> _What the task asks_
When you reach the records below, output every one exactly as written but leave out any pictures.

(Excerpts from an interface dataset)
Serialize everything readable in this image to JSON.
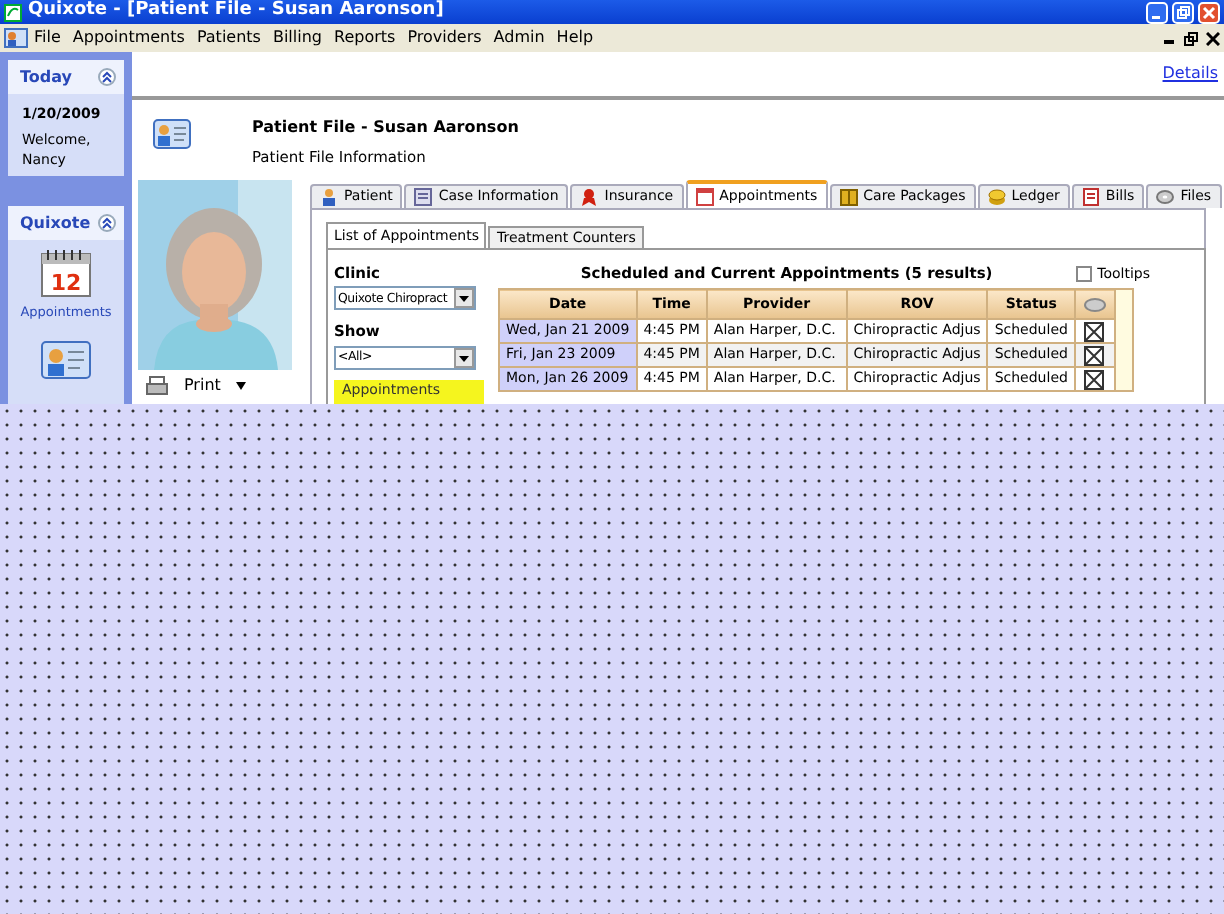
{
  "window": {
    "title": "Quixote - [Patient File - Susan Aaronson]"
  },
  "menu": [
    "File",
    "Appointments",
    "Patients",
    "Billing",
    "Reports",
    "Providers",
    "Admin",
    "Help"
  ],
  "sidebar": {
    "today": {
      "title": "Today",
      "date": "1/20/2009",
      "welcome": "Welcome, Nancy"
    },
    "quixote": {
      "title": "Quixote",
      "items": [
        {
          "kind": "calendar",
          "day": "12",
          "label": "Appointments"
        },
        {
          "kind": "card"
        }
      ]
    }
  },
  "header": {
    "link": "Details"
  },
  "patient": {
    "title": "Patient File - Susan Aaronson",
    "subtitle": "Patient File Information",
    "print": "Print"
  },
  "tabs": [
    {
      "label": "Patient",
      "selected": false
    },
    {
      "label": "Case Information",
      "selected": false
    },
    {
      "label": "Insurance",
      "selected": false
    },
    {
      "label": "Appointments",
      "selected": true
    },
    {
      "label": "Care Packages",
      "selected": false
    },
    {
      "label": "Ledger",
      "selected": false
    },
    {
      "label": "Bills",
      "selected": false
    },
    {
      "label": "Files",
      "selected": false
    }
  ],
  "subtabs": [
    {
      "label": "List of Appointments",
      "selected": true
    },
    {
      "label": "Treatment Counters",
      "selected": false
    }
  ],
  "filters": {
    "clinic_label": "Clinic",
    "clinic_value": "Quixote Chiropract",
    "show_label": "Show",
    "show_value": "<All>",
    "panel_title": "Appointments"
  },
  "table": {
    "title": "Scheduled and Current Appointments (5 results)",
    "tooltips": {
      "label": "Tooltips",
      "checked": false
    },
    "columns": [
      "Date",
      "Time",
      "Provider",
      "ROV",
      "Status"
    ],
    "rows": [
      {
        "date": "Wed, Jan 21  2009",
        "time": "4:45 PM",
        "provider": "Alan Harper, D.C.",
        "rov": "Chiropractic Adjus",
        "status": "Scheduled"
      },
      {
        "date": "Fri, Jan 23  2009",
        "time": "4:45 PM",
        "provider": "Alan Harper, D.C.",
        "rov": "Chiropractic Adjus",
        "status": "Scheduled"
      },
      {
        "date": "Mon, Jan 26  2009",
        "time": "4:45 PM",
        "provider": "Alan Harper, D.C.",
        "rov": "Chiropractic Adjus",
        "status": "Scheduled"
      }
    ]
  }
}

> _Task result_
Serialize everything readable in this image to JSON.
{
  "window": {
    "title": "Quixote - [Patient File - Susan Aaronson]"
  },
  "menu": [
    "File",
    "Appointments",
    "Patients",
    "Billing",
    "Reports",
    "Providers",
    "Admin",
    "Help"
  ],
  "sidebar": {
    "today": {
      "title": "Today",
      "date": "1/20/2009",
      "welcome": "Welcome, Nancy"
    },
    "quixote": {
      "title": "Quixote",
      "items": [
        {
          "kind": "calendar",
          "day": "12",
          "label": "Appointments"
        },
        {
          "kind": "card"
        }
      ]
    }
  },
  "header": {
    "link": "Details"
  },
  "patient": {
    "title": "Patient File - Susan Aaronson",
    "subtitle": "Patient File Information",
    "print": "Print"
  },
  "tabs": [
    {
      "label": "Patient",
      "selected": false
    },
    {
      "label": "Case Information",
      "selected": false
    },
    {
      "label": "Insurance",
      "selected": false
    },
    {
      "label": "Appointments",
      "selected": true
    },
    {
      "label": "Care Packages",
      "selected": false
    },
    {
      "label": "Ledger",
      "selected": false
    },
    {
      "label": "Bills",
      "selected": false
    },
    {
      "label": "Files",
      "selected": false
    }
  ],
  "subtabs": [
    {
      "label": "List of Appointments",
      "selected": true
    },
    {
      "label": "Treatment Counters",
      "selected": false
    }
  ],
  "filters": {
    "clinic_label": "Clinic",
    "clinic_value": "Quixote Chiropract",
    "show_label": "Show",
    "show_value": "<All>",
    "panel_title": "Appointments"
  },
  "table": {
    "title": "Scheduled and Current Appointments (5 results)",
    "tooltips": {
      "label": "Tooltips",
      "checked": false
    },
    "columns": [
      "Date",
      "Time",
      "Provider",
      "ROV",
      "Status"
    ],
    "rows": [
      {
        "date": "Wed, Jan 21  2009",
        "time": "4:45 PM",
        "provider": "Alan Harper, D.C.",
        "rov": "Chiropractic Adjus",
        "status": "Scheduled"
      },
      {
        "date": "Fri, Jan 23  2009",
        "time": "4:45 PM",
        "provider": "Alan Harper, D.C.",
        "rov": "Chiropractic Adjus",
        "status": "Scheduled"
      },
      {
        "date": "Mon, Jan 26  2009",
        "time": "4:45 PM",
        "provider": "Alan Harper, D.C.",
        "rov": "Chiropractic Adjus",
        "status": "Scheduled"
      }
    ]
  }
}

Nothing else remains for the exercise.